● **Page**:
4.3 Acid anhydrides

Structure of Acid Anhydrides

Acid anhydrides have the general structure $(RCO)_2O$: two acyl groups linked through a bridging oxygen atom. You can think of them as two carboxylic acids that have lost a molecule of water between them (hence "anhydride," meaning "without water"). This structure gives them two electrophilic carbonyl carbons, which is why they're more reactive than esters and serve as excellent acylating agents.

Symmetrical vs. Unsymmetrical Anhydrides

• Symmetrical anhydrides have identical acyl groups on both sides of the oxygen. Acetic anhydride ($(CH_3CO)_2O$) is the classic example, formed from two molecules of acetic acid.
• Unsymmetrical (mixed) anhydrides have two different acyl groups. For example, acetic formic anhydride combines an acetyl group and a formyl group. These are less commonly encountered because they can be trickier to prepare selectively and can react at either carbonyl.

Cyclic vs. Acyclic Anhydrides

• Acyclic anhydrides are open-chain structures like acetic anhydride.
• Cyclic anhydrides form closed rings, typically derived from dicarboxylic acids through intramolecular dehydration. Common examples include maleic anhydride (five-membered ring) and phthalic anhydride (from phthalic acid, also five-membered).
• Five- and six-membered cyclic anhydrides form readily because those ring sizes are thermodynamically favorable. Ring strain in smaller cyclic anhydrides can increase their electrophilicity and reactivity.

Nomenclature of Acid Anhydrides

IUPAC Naming Rules

1. Identify the parent carboxylic acid(s).
2. Drop the word "acid" and replace it with "anhydride."
3. For symmetrical anhydrides, name the single parent acid followed by "anhydride." Example: acetic acid → acetic anhydride (not "diacetic anhydride").
4. For unsymmetrical anhydrides, name both parent acids in alphabetical order, then add "anhydride." Example: acetic acid + benzoic acid → acetic benzoic anhydride.
5. For cyclic anhydrides, name the parent dicarboxylic acid and append "anhydride." Example: succinic acid → succinic anhydride. Use locants for any substituents on the ring.

Common Names

Many anhydrides are known almost exclusively by common names in practice:

• Acetic anhydride ($Ac_2O$) is by far the most widely used.
• Succinic anhydride, glutaric anhydride, maleic anhydride, and phthalic anhydride are standard cyclic anhydride names you should recognize.

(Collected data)
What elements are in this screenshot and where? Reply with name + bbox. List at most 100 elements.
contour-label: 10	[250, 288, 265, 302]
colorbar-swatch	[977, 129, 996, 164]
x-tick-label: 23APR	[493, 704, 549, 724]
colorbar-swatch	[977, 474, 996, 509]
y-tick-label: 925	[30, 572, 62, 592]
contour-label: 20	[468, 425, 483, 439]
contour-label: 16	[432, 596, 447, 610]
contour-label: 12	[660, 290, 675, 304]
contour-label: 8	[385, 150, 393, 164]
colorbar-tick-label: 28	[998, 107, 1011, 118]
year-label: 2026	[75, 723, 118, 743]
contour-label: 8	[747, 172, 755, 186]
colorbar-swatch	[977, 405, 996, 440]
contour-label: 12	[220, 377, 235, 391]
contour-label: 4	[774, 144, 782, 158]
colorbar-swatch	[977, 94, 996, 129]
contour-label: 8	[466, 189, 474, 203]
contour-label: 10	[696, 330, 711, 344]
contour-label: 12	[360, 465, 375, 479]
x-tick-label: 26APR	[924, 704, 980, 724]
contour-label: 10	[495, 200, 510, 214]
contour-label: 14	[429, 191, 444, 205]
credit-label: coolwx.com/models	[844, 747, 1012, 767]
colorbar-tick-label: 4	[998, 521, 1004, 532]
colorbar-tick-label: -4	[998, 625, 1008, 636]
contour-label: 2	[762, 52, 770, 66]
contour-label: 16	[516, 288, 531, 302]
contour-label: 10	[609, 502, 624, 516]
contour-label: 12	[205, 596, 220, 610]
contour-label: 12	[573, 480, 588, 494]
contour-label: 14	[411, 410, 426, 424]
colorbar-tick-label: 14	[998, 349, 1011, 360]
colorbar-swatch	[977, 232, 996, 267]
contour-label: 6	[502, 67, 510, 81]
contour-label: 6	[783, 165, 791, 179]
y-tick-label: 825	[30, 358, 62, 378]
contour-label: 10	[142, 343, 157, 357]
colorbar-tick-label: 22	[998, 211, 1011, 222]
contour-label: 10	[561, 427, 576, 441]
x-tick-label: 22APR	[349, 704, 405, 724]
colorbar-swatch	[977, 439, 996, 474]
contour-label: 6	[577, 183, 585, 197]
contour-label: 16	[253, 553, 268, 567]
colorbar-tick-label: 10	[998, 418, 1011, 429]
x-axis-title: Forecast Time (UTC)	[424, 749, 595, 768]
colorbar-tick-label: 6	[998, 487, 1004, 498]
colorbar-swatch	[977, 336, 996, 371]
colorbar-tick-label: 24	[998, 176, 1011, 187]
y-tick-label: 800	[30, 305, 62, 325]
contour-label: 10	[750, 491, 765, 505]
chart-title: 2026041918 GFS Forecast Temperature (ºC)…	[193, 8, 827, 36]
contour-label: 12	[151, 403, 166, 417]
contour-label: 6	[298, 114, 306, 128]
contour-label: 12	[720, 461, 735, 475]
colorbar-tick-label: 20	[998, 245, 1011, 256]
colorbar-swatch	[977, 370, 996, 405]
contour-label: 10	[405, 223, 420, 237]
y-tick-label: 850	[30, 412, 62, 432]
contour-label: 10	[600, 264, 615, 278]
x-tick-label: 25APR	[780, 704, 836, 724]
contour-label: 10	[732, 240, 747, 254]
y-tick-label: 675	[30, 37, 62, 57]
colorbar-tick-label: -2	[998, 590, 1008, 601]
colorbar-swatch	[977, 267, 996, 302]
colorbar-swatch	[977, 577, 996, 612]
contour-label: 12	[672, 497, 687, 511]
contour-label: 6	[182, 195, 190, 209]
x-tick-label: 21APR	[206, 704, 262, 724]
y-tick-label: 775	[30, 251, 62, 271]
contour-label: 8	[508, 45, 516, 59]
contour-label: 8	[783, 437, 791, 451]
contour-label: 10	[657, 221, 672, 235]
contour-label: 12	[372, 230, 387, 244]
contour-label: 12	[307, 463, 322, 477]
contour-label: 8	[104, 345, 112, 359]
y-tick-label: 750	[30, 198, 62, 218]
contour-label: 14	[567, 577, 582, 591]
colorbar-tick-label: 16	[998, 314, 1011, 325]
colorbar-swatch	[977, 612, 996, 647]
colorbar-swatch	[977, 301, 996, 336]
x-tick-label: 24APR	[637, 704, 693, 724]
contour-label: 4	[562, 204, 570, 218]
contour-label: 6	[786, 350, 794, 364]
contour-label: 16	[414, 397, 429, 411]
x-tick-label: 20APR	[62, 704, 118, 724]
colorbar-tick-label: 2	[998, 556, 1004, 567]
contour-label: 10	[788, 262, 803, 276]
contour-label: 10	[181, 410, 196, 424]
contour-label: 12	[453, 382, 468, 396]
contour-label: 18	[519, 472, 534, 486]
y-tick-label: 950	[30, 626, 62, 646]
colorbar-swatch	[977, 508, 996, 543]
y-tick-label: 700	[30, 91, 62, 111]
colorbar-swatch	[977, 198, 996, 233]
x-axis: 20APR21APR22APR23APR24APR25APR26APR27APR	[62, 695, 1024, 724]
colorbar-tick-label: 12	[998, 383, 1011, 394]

● **Required task 1**: In the acid anhydride text, what does the word "anhydride" mean?
● **Required task 2**: List every cyclic anhydride that the acid anhydride text names.
● **Required task 3**: Pick up the acid anhydride text where it stops.
The rows have nothing to do with the acid anhydride text.

● **Written response 1**: It means "without water."

● **Written response 2**: Maleic anhydride, phthalic anhydride, succinic anhydride, glutaric anhydride

● **Written response 3**:
Synthesis of Acid Anhydrides

From Carboxylic Acids (Direct Dehydration)

Two molecules of a carboxylic acid can be condensed by removing water:

$2 \; RCOOH \xrightarrow{-H_2O} (RCO)_2O$

This requires strong heating or a powerful dehydrating agent like $P_2O_5$. Removing water (e.g., with a Dean-Stark trap or molecular sieves) drives the equilibrium toward the anhydride product. This method works best for making symmetrical anhydrides from simple aliphatic or aromatic acids.

From Acid Chlorides and Carboxylate Salts

This is the most versatile route, especially for unsymmetrical anhydrides:

1. React an acid chloride ($RCOCl$) with the sodium or potassium salt of a carboxylic acid ($R'COO^-Na^+$).
2. The carboxylate acts as a nucleophile, attacking the electrophilic carbonyl carbon of the acid chloride.
3. $NaCl$ precipitates out as a byproduct.

$RCOCl + R'COO^-Na^+ \rightarrow RCOOCOR' + NaCl$

This reaction proceeds at room temperature and gives you control over which two acyl groups end up in the product.

Cyclic Anhydrides by Intramolecular Dehydration

Dicarboxylic acids with the right geometry undergo intramolecular dehydration to form cyclic anhydrides. Five-membered rings (from succinic and maleic acids) and six-membered rings (from glutaric acid) form readily upon heating. Longer-chain diacids don't cyclize as easily because the two carboxyl groups are too far apart for efficient intramolecular reaction.

Reactivity of Acid Anhydrides

Nucleophilic Acyl Substitution

Nearly all acid anhydride reactions follow the same general mechanism:

1. A nucleophile attacks one of the two electrophilic carbonyl carbons.
2. A tetrahedral intermediate forms as the $\pi$ bond breaks.
3. The tetrahedral intermediate collapses, expelling a carboxylate ion as the leaving group.
4. If the nucleophile was a neutral species (alcohol, amine), the carboxylate may deprotonate the product in a final acid-base step.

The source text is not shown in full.